WHAT YOU SHOULD DO:
For every line in the data below that contains "그래프로", copy the line.

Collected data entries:
______________________________

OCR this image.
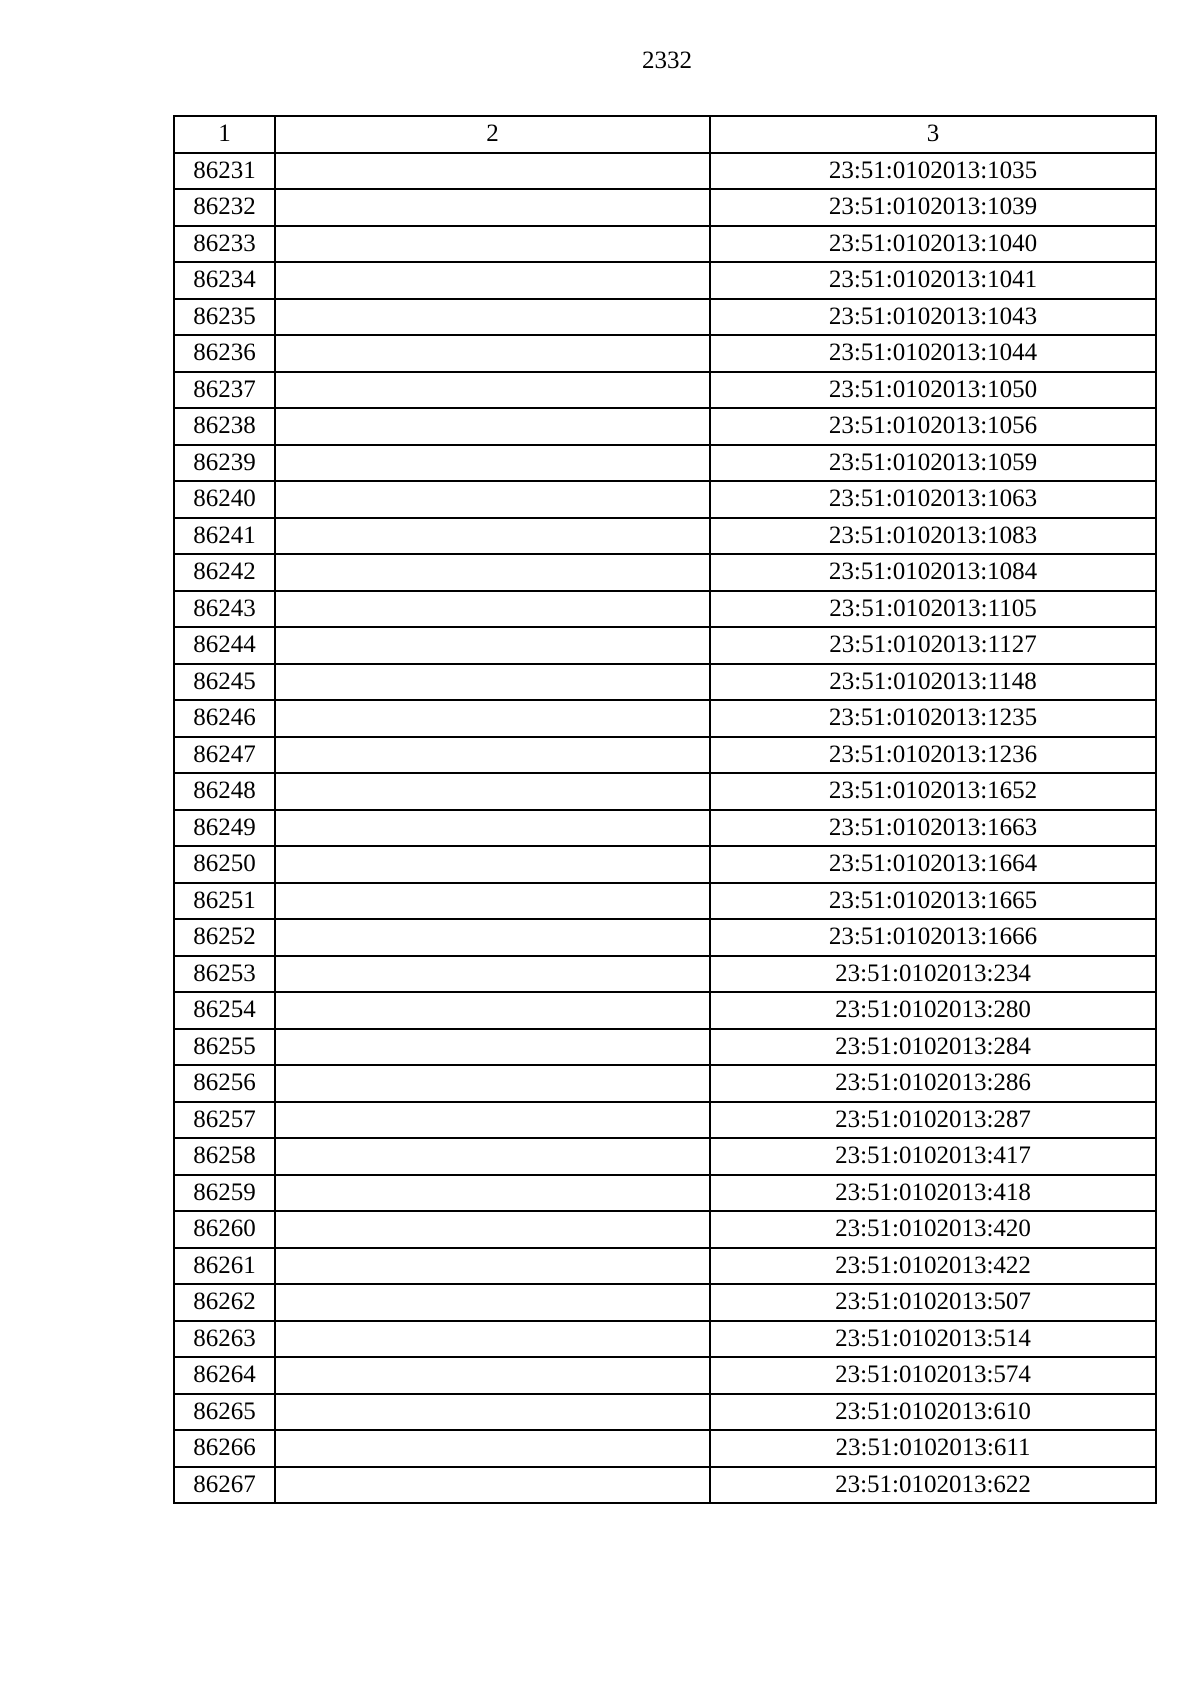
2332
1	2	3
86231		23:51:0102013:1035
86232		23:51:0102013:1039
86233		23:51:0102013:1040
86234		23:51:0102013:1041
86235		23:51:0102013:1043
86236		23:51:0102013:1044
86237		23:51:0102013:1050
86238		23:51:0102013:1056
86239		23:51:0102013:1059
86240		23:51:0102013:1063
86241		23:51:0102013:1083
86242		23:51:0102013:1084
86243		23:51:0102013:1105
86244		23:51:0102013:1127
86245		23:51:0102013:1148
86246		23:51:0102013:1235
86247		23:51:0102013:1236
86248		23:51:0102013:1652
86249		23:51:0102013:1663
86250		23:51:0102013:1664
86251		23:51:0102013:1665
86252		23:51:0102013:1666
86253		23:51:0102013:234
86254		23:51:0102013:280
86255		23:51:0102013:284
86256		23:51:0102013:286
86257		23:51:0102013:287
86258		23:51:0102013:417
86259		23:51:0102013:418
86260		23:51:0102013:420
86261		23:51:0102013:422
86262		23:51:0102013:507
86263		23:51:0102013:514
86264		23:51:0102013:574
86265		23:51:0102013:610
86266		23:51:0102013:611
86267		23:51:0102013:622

______________________________

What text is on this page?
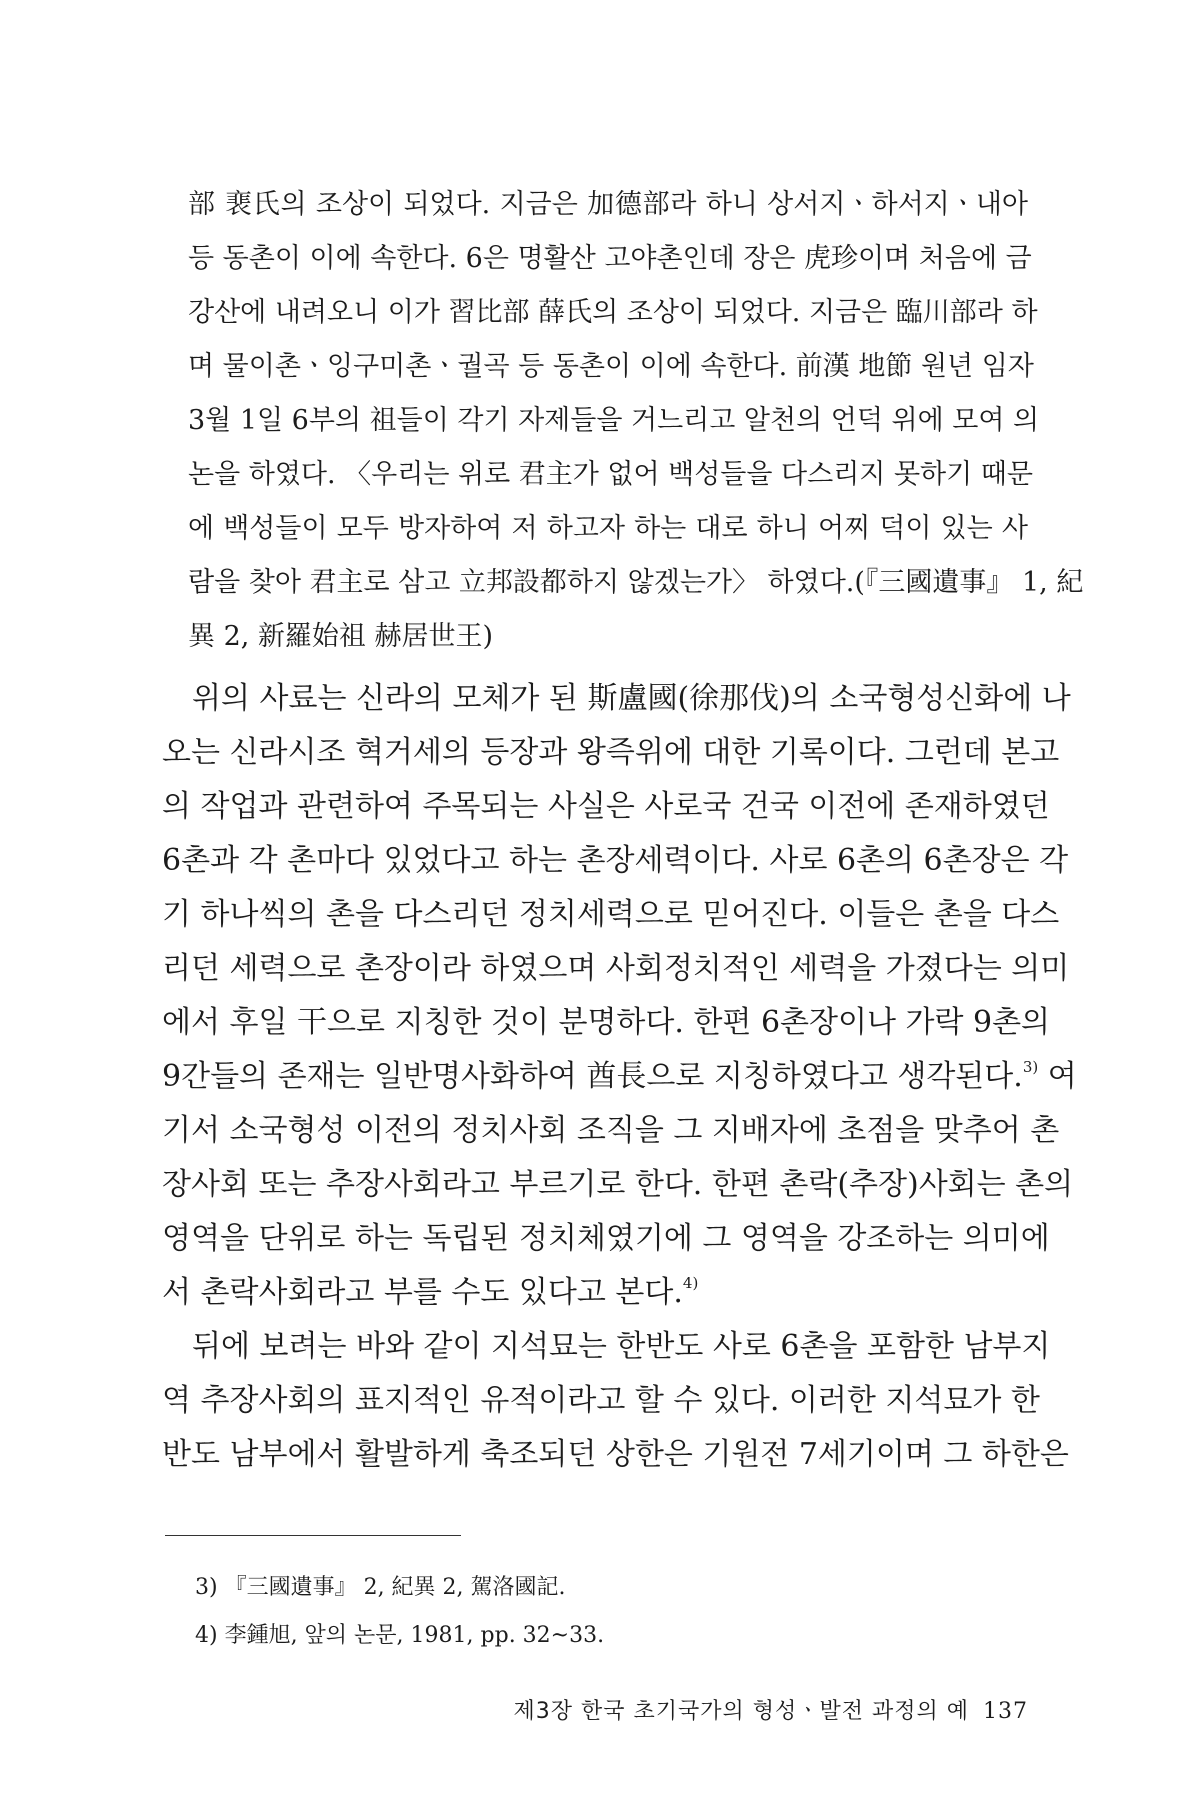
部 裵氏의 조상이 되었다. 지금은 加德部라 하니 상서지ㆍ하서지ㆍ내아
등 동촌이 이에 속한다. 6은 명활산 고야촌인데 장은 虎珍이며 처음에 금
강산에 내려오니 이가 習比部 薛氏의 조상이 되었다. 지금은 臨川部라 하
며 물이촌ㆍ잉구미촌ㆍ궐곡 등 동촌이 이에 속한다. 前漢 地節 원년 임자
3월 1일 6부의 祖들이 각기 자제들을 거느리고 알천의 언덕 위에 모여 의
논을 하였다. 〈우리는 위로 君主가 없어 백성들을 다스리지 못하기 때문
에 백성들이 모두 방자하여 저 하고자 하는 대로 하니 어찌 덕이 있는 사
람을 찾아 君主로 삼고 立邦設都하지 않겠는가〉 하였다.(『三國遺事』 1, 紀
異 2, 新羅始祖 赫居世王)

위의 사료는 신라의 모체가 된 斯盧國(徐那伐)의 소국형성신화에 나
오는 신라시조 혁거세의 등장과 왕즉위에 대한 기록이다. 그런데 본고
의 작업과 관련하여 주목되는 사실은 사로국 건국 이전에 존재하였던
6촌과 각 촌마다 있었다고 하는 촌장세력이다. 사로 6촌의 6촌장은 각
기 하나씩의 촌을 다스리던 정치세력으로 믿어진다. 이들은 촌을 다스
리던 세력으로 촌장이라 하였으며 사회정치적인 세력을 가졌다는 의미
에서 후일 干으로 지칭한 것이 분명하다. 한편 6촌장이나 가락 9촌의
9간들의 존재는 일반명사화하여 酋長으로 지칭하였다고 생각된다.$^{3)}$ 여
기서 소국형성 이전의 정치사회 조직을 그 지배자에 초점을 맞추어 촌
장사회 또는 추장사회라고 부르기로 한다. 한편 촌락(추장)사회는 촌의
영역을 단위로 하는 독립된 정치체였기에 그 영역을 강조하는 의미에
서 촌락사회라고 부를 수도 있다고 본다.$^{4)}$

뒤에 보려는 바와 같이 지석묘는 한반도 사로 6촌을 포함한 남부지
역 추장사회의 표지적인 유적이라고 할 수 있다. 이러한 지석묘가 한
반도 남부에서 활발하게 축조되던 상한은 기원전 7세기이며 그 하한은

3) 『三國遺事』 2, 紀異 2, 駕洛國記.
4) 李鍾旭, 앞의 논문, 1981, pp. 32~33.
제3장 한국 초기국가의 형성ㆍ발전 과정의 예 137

______________________________

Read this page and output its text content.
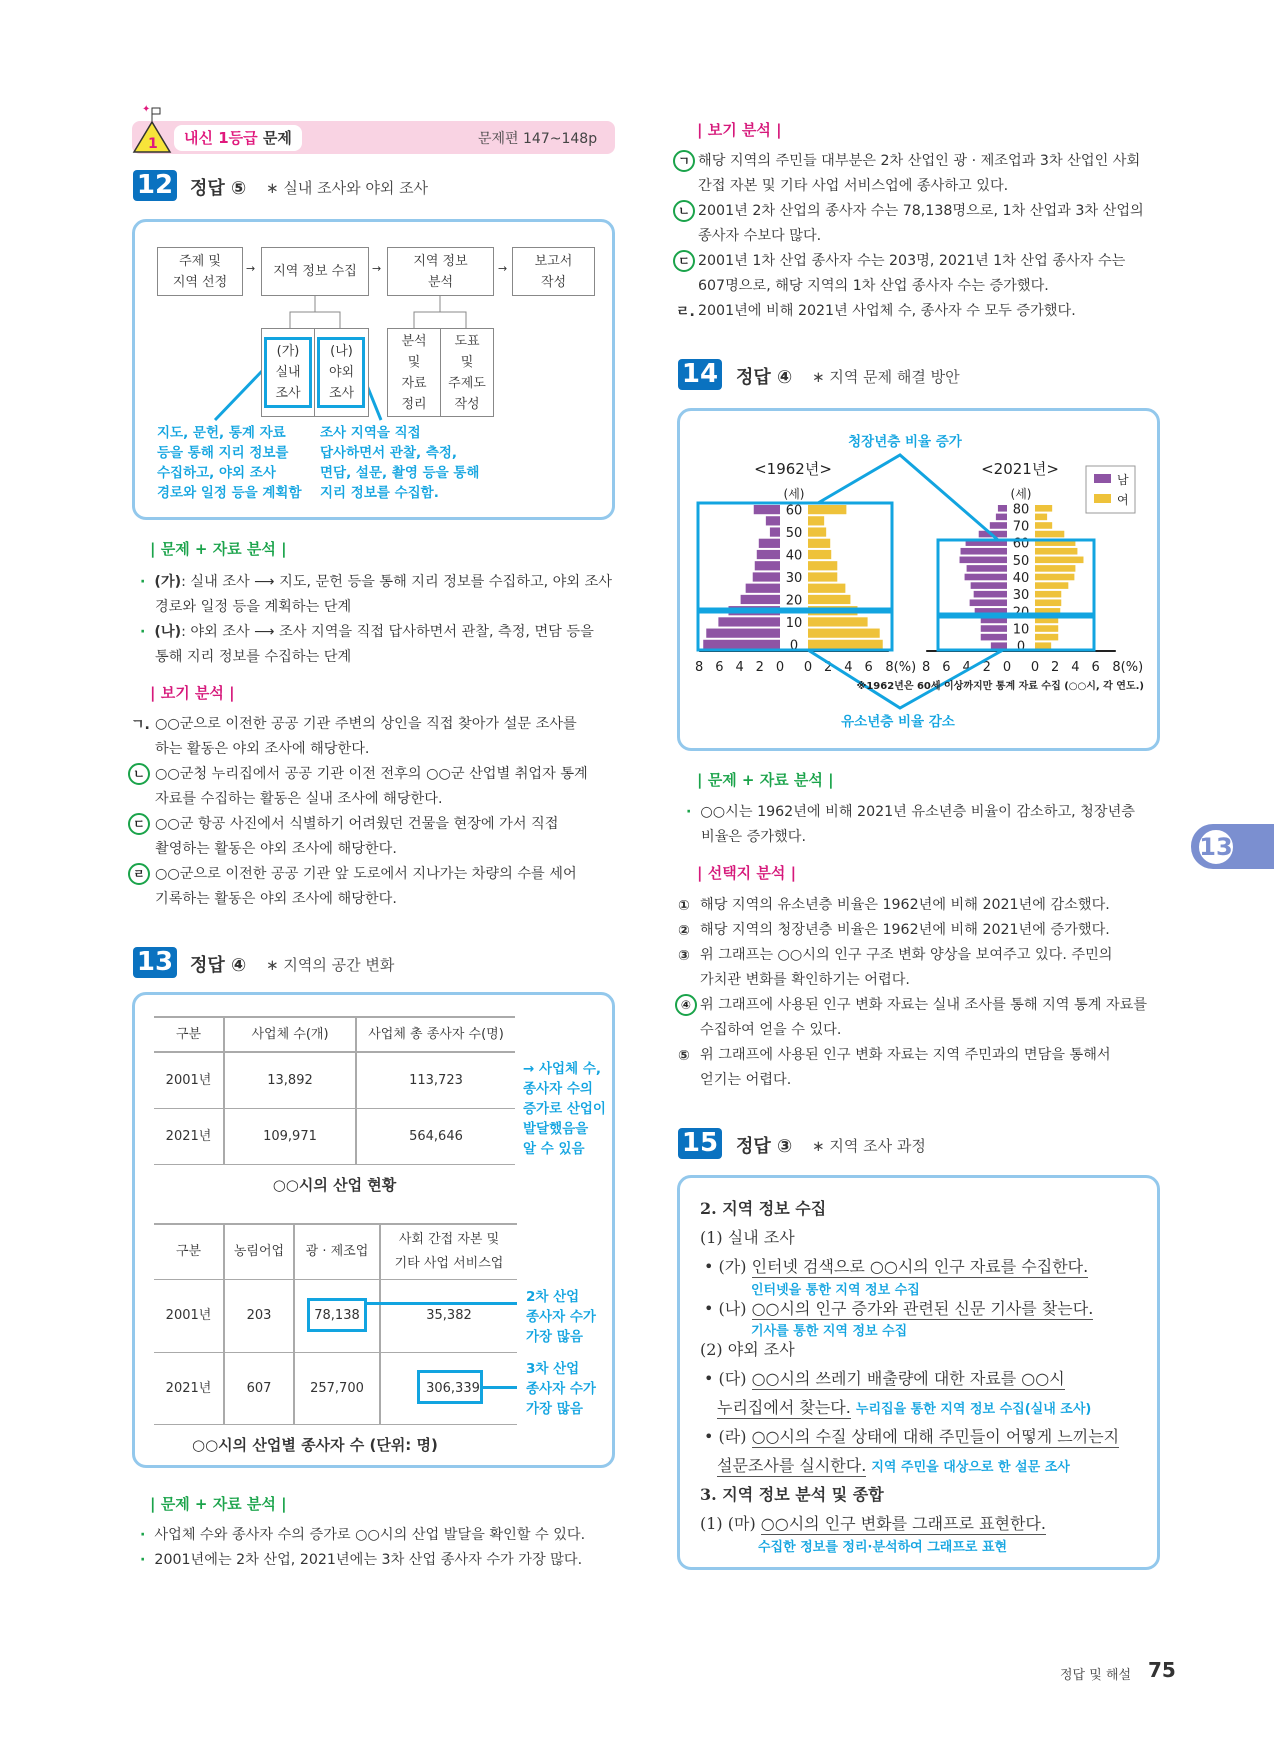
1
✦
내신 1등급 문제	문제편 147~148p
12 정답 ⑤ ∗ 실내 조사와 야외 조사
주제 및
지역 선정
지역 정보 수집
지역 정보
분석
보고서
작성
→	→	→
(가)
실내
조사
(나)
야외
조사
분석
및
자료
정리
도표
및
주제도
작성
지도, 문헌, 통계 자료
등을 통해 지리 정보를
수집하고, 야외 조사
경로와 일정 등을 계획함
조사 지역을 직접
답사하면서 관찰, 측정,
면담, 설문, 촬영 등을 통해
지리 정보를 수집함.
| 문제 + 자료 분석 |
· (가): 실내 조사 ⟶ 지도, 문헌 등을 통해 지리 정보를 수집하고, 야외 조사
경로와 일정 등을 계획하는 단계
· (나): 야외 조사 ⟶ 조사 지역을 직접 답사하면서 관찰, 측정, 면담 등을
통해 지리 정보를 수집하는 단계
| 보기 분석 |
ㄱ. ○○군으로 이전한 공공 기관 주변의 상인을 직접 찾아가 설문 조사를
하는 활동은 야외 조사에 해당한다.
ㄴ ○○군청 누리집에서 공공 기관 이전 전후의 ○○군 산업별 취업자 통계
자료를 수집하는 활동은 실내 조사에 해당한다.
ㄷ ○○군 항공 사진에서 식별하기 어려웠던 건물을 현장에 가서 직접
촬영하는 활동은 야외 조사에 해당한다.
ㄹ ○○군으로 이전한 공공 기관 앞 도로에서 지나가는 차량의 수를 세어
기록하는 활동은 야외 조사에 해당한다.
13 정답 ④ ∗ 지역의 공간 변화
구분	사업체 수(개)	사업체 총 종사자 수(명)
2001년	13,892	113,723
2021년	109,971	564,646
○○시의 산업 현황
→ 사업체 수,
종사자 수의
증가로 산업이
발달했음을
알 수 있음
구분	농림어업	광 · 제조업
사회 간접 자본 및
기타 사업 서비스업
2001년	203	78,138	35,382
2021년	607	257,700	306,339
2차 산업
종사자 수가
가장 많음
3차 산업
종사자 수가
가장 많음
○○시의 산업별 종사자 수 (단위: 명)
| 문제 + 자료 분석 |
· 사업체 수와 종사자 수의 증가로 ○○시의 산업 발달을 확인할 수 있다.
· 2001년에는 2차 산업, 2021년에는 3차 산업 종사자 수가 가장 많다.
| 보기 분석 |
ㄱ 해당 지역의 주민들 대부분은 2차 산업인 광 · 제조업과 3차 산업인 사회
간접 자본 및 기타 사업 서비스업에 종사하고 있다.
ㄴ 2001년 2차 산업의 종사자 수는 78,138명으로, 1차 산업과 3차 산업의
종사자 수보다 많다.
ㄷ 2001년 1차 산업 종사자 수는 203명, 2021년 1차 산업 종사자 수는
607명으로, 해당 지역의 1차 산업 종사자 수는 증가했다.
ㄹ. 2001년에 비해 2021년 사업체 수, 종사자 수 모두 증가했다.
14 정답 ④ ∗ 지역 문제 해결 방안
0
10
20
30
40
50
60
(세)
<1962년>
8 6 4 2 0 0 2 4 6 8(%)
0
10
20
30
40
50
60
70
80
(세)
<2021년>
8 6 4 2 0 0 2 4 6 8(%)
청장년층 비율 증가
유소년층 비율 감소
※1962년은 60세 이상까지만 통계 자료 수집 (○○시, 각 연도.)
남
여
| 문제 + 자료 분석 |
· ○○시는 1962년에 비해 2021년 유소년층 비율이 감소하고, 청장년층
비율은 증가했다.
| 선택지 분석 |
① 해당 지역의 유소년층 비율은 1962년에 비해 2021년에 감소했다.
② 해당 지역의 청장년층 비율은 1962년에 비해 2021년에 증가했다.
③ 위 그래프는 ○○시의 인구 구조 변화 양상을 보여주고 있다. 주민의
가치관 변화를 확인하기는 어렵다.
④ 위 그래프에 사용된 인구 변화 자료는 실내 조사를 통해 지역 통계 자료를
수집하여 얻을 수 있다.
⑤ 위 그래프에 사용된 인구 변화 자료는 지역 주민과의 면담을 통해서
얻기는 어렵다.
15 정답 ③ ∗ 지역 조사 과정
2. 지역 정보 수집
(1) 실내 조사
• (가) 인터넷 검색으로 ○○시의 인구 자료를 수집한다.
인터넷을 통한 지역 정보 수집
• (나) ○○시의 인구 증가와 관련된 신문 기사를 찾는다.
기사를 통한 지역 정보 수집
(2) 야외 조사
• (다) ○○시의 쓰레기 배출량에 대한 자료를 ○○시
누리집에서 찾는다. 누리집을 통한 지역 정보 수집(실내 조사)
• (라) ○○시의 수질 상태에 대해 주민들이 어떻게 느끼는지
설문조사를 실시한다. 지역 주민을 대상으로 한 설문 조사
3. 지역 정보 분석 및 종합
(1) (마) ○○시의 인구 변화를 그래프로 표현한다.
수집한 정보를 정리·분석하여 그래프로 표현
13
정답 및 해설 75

______________________________

REPLY TO THE EXERCISE:
(1) (마) ○○시의 인구 변화를 그래프로 표현한다.
수집한 정보를 정리·분석하여 그래프로 표현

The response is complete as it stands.